*Given data*
◆ ◆ ◆ ◆

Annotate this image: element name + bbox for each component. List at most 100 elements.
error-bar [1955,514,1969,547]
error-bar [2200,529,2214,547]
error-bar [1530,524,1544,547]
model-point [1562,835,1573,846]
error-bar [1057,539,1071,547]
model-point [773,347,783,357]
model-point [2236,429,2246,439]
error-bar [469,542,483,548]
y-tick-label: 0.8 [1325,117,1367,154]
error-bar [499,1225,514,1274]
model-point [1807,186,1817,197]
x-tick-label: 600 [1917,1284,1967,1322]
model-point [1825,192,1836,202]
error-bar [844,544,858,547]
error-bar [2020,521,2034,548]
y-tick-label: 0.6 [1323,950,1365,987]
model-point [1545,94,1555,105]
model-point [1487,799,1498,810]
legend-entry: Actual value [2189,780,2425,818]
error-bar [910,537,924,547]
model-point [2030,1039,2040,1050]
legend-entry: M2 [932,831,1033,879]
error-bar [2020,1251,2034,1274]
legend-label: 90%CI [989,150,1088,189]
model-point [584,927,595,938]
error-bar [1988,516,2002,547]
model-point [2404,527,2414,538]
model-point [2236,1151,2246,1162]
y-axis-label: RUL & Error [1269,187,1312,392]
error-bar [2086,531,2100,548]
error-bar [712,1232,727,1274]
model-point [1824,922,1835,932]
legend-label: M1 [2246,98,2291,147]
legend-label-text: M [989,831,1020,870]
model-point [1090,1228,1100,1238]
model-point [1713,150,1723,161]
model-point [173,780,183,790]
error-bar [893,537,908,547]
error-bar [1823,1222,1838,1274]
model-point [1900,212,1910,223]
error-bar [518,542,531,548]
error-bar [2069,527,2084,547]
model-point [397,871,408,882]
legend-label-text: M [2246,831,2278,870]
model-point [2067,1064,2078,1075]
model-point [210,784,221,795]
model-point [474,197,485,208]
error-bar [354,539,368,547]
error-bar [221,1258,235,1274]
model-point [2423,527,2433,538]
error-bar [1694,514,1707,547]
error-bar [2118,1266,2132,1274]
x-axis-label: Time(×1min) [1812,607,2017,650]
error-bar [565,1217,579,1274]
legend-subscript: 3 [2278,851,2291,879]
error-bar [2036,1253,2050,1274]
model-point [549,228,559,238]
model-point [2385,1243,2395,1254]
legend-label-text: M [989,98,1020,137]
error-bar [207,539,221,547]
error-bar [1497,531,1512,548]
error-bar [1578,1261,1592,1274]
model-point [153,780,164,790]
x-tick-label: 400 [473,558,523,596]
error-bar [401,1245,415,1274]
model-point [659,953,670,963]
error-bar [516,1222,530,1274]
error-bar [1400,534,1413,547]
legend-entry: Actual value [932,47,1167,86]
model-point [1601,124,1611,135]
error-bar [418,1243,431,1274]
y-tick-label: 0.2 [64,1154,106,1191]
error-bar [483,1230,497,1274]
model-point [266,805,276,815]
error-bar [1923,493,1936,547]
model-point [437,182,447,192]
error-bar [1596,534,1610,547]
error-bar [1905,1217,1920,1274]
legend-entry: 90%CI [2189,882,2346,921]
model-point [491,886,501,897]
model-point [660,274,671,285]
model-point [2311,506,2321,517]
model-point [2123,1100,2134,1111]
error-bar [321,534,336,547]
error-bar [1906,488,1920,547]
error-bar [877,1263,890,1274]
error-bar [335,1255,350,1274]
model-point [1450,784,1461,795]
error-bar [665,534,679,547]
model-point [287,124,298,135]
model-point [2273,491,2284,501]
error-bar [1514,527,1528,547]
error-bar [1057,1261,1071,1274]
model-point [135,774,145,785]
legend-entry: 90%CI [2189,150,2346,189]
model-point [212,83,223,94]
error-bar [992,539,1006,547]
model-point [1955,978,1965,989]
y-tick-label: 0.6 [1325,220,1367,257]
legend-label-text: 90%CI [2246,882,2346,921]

◆ ◆ ◆ ◆

*Exercise task*
Repeat the lines from the first one through the line containing "y-tick-label: 0.8 [1325,117,1367,154]", replacing "error-bar" with "uncertainty-bar" and leaving everything else unchanged.

*Response to the task*
Annotate this image: element name + bbox for each component. List at most 100 elements.
uncertainty-bar [1955,514,1969,547]
uncertainty-bar [2200,529,2214,547]
uncertainty-bar [1530,524,1544,547]
model-point [1562,835,1573,846]
uncertainty-bar [1057,539,1071,547]
model-point [773,347,783,357]
model-point [2236,429,2246,439]
uncertainty-bar [469,542,483,548]
y-tick-label: 0.8 [1325,117,1367,154]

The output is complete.